## Ação necessária 1
Resuma o parágrafo iniciado por "Após um desempenho muito abaixo" no texto sobre a Yamaha na MotoGP, preservando seus fatos principais.
## Ação necessária 2
Dê sequência ao texto sobre a Yamaha na MotoGP 2026, começando logo após a última frase apresentada.

A Yamaha vive um início de temporada turbulento na MotoGP 2026.

Após um desempenho muito abaixo do esperado no Grande Prêmio da Tailândia, a fabricante japonesa decidiu cancelar as obrigações de seus pilotos com a imprensa, em um movimento que evidenciou o clima de frustração dentro da equipe.

O resultado em Buriram expôs as dificuldades da nova fase do projeto da marca, que aposta no desenvolvimento de um motor V4 para tentar recuperar a competitividade perdida nos últimos anos.

Desde o título conquistado em 2021, a Yamaha enfrenta uma sequência de quedas de rendimento na principal categoria do motociclismo mundial.

Desempenho abaixo do esperado na Tailândia

O melhor representante da Yamaha na classificação foi Fabio Quartararo, que terminou apenas na 16ª posição.

O francês ficou a quase 0,9 segundo do tempo que liderava a Q1, distante da disputa pela pole position.

Na corrida principal, o cenário não foi muito diferente.

Quartararo foi o melhor entre as quatro M1, cruzando a linha de chegada em 14º lugar.

## Dados
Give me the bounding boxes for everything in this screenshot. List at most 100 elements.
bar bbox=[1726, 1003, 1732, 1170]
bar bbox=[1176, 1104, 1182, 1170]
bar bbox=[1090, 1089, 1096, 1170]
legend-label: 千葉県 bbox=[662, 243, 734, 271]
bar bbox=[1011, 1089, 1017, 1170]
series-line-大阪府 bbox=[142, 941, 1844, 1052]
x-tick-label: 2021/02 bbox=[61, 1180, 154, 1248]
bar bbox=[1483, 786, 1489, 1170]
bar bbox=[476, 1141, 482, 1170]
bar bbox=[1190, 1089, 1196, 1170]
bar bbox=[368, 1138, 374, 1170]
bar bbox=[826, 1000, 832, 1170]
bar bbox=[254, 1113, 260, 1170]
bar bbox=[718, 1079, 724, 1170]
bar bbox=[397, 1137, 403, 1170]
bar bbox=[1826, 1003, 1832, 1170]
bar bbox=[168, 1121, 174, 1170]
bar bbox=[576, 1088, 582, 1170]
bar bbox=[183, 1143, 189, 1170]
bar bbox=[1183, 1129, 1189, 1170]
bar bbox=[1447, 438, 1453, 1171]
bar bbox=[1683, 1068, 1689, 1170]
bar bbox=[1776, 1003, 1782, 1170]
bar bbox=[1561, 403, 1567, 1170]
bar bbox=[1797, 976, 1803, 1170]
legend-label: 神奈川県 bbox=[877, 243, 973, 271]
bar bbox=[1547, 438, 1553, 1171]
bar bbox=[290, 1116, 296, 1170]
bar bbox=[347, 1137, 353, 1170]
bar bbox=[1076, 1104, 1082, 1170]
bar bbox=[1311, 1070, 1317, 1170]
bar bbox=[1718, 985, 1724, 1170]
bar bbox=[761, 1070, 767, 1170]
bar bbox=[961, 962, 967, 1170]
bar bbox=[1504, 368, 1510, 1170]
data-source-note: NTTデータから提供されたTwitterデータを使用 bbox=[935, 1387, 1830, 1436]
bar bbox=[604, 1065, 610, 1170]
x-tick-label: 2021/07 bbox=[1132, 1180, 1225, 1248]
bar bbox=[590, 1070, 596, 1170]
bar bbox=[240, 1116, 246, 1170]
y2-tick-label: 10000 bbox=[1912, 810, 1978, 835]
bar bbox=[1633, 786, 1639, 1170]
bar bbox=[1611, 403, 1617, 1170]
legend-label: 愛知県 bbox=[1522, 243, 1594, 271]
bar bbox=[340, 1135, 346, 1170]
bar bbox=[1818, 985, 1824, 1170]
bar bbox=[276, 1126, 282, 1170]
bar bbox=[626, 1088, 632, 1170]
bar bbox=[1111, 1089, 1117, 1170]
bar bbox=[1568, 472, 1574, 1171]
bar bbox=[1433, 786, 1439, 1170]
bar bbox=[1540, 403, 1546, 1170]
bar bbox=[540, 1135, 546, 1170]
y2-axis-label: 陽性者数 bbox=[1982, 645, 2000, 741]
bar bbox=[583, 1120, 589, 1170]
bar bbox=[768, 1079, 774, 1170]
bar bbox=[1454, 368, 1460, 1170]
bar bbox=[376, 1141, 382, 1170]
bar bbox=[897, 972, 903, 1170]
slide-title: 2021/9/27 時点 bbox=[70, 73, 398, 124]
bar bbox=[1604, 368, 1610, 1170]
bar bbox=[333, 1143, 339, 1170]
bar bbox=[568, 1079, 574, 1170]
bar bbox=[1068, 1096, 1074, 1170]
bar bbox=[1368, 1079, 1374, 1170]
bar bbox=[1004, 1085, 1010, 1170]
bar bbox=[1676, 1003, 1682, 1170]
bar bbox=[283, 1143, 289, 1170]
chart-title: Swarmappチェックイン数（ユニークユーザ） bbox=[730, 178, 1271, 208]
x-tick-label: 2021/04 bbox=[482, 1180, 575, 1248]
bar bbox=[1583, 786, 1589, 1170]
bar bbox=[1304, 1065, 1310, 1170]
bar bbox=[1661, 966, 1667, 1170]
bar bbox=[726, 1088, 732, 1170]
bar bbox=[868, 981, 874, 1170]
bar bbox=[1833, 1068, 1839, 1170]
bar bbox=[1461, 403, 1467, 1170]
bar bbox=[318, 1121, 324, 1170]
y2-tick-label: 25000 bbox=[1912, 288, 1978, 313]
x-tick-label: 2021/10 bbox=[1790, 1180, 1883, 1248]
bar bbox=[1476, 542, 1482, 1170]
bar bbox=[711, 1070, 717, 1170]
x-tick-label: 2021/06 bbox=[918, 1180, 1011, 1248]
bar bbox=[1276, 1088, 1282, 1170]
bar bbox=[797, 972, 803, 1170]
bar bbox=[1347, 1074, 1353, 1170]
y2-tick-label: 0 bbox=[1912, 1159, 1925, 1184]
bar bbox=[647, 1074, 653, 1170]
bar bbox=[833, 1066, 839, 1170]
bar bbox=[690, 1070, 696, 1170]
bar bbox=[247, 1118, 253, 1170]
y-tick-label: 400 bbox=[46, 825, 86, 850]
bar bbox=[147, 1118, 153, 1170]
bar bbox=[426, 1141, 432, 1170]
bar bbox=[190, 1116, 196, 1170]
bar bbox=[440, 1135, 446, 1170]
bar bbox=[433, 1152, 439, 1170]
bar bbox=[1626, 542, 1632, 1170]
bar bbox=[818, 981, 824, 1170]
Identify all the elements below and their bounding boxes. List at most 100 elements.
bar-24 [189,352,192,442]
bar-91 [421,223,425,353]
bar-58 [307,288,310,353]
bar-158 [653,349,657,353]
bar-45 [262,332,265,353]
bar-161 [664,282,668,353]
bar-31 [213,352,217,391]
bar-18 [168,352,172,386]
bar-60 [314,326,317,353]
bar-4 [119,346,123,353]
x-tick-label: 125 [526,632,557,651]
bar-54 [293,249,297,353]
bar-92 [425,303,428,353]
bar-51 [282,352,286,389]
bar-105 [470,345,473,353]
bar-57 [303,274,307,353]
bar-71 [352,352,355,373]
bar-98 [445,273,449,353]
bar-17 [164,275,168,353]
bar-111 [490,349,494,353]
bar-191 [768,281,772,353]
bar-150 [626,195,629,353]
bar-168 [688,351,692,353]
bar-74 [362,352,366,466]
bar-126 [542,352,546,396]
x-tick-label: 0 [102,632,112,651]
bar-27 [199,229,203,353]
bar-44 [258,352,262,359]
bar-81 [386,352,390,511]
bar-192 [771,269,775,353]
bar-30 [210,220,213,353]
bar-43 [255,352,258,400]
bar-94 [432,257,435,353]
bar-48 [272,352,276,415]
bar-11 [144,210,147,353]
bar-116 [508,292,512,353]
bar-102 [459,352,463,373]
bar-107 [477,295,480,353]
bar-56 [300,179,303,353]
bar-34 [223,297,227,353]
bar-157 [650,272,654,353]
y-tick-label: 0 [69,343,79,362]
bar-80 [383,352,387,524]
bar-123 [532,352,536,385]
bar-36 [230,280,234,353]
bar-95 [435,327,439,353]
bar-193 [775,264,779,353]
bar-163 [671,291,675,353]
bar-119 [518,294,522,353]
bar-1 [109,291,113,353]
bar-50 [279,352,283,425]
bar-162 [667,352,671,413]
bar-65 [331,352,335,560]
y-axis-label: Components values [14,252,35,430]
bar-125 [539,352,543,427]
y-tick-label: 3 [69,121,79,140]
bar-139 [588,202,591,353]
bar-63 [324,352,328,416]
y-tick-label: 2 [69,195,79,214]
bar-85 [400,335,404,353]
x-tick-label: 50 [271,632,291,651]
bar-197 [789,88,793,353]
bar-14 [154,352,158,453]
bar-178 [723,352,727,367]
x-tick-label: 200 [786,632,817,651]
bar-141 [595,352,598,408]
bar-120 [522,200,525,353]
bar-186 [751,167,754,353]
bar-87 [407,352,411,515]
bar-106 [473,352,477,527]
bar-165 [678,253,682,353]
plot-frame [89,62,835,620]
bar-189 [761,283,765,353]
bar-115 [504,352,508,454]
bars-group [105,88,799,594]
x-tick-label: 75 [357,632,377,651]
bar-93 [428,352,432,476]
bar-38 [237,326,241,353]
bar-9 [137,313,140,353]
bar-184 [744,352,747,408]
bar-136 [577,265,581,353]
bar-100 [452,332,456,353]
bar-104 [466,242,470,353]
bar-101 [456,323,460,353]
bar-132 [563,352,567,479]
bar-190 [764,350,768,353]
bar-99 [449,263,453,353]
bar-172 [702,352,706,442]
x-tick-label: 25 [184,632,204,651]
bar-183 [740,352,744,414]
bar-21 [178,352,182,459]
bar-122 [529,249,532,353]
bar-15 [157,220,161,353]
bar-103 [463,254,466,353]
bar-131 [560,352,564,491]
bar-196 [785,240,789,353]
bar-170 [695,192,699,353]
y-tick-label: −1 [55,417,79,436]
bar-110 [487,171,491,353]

## Resposta da tarefa 1
Depois de um resultado muito abaixo do esperado no Grande Prêmio da Tailândia, a Yamaha cancelou os compromissos de seus pilotos com a imprensa, o que revelou a frustração dentro da equipe.

## Resposta da tarefa 2
Ainda assim, terminou 30,823 segundos atrás do vencedor, Marco Bezzecchi, que levou a Aprilia oficial ao topo do pódio.

Os números reforçam o contraste de desempenho.

Bezzecchi manteve média de 1min31s390 por volta, enquanto Quartararo registrou média de 1min32s468 — mais de um segundo mais lento por volta em um dos circuitos mais curtos do calendário.

Álex Rins da Yamaha (Foto AFP)
Álex Rins da Yamaha (Foto AFP)

Problemas técnicos persistem na Yamaha

A Yamaha já havia sinalizado que trataria a primeira metade da temporada como um período de testes ampliado.

A expectativa interna é que o novo projeto técnico devolva competitividade à equipe no médio prazo.

No entanto, até o momento, a M1 não demonstrou evolução significativa.

A moto aparece entre as mais lentas nas medições de velocidade máxima, apresenta dificuldades claras de aderência traseira e perdeu parte da agilidade que caracterizava versões anteriores.

Esses fatores comprometem tanto o desempenho em classificação quanto o ritmo de corrida, dificultando qualquer tentativa de brigar por posições mais altas.

Clima de tensão na Yamaha

O cancelamento das entrevistas após a etapa da Tailândia foi interpretado como reflexo direto da insatisfação interna.

Em um ambiente cada vez mais competitivo, a pressão por resultados aumenta, principalmente diante do avanço de rivais como Ducati, Aprilia e KTM.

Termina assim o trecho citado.